■ JOB:
Repeat the records below exactly.

■ DATASET EXTRACT:

================

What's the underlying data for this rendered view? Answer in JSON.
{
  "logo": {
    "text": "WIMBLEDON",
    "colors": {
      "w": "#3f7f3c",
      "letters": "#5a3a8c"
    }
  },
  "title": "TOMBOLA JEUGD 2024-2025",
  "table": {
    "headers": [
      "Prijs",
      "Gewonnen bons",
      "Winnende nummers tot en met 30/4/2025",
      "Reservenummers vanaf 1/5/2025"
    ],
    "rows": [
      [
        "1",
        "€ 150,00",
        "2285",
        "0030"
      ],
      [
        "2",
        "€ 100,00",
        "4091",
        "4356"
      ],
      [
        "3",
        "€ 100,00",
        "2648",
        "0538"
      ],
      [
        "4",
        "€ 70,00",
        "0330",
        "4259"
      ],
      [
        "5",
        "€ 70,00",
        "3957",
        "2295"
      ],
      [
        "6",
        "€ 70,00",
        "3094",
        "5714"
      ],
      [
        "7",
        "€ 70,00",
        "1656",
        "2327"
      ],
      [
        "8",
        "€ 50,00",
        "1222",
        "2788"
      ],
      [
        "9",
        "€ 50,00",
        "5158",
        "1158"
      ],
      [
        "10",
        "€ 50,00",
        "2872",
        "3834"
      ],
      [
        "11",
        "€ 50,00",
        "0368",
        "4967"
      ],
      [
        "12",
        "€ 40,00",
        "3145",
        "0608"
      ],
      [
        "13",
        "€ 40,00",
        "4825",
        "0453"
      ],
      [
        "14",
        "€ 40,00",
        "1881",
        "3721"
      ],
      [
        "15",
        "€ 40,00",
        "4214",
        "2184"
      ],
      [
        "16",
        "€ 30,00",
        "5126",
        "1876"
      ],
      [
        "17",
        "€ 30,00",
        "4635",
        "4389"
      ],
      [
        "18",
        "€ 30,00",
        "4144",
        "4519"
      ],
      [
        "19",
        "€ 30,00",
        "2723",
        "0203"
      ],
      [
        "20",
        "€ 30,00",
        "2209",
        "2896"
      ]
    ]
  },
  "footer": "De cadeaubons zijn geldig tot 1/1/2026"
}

================

■ EXPECTED ANSWER:
What's the underlying data for this rendered view? Answer in JSON.
{
  "logo": {
    "text": "WIMBLEDON",
    "colors": {
      "w": "#3f7f3c",
      "letters": "#5a3a8c"
    }
  },
  "title": "TOMBOLA JEUGD 2024-2025",
  "table": {
    "headers": [
      "Prijs",
      "Gewonnen bons",
      "Winnende nummers tot en met 30/4/2025",
      "Reservenummers vanaf 1/5/2025"
    ],
    "rows": [
      [
        "1",
        "€ 150,00",
        "2285",
        "0030"
      ],
      [
        "2",
        "€ 100,00",
        "4091",
        "4356"
      ],
      [
        "3",
        "€ 100,00",
        "2648",
        "0538"
      ],
      [
        "4",
        "€ 70,00",
        "0330",
        "4259"
      ],
      [
        "5",
        "€ 70,00",
        "3957",
        "2295"
      ],
      [
        "6",
        "€ 70,00",
        "3094",
        "5714"
      ],
      [
        "7",
        "€ 70,00",
        "1656",
        "2327"
      ],
      [
        "8",
        "€ 50,00",
        "1222",
        "2788"
      ],
      [
        "9",
        "€ 50,00",
        "5158",
        "1158"
      ],
      [
        "10",
        "€ 50,00",
        "2872",
        "3834"
      ],
      [
        "11",
        "€ 50,00",
        "0368",
        "4967"
      ],
      [
        "12",
        "€ 40,00",
        "3145",
        "0608"
      ],
      [
        "13",
        "€ 40,00",
        "4825",
        "0453"
      ],
      [
        "14",
        "€ 40,00",
        "1881",
        "3721"
      ],
      [
        "15",
        "€ 40,00",
        "4214",
        "2184"
      ],
      [
        "16",
        "€ 30,00",
        "5126",
        "1876"
      ],
      [
        "17",
        "€ 30,00",
        "4635",
        "4389"
      ],
      [
        "18",
        "€ 30,00",
        "4144",
        "4519"
      ],
      [
        "19",
        "€ 30,00",
        "2723",
        "0203"
      ],
      [
        "20",
        "€ 30,00",
        "2209",
        "2896"
      ]
    ]
  },
  "footer": "De cadeaubons zijn geldig tot 1/1/2026"
}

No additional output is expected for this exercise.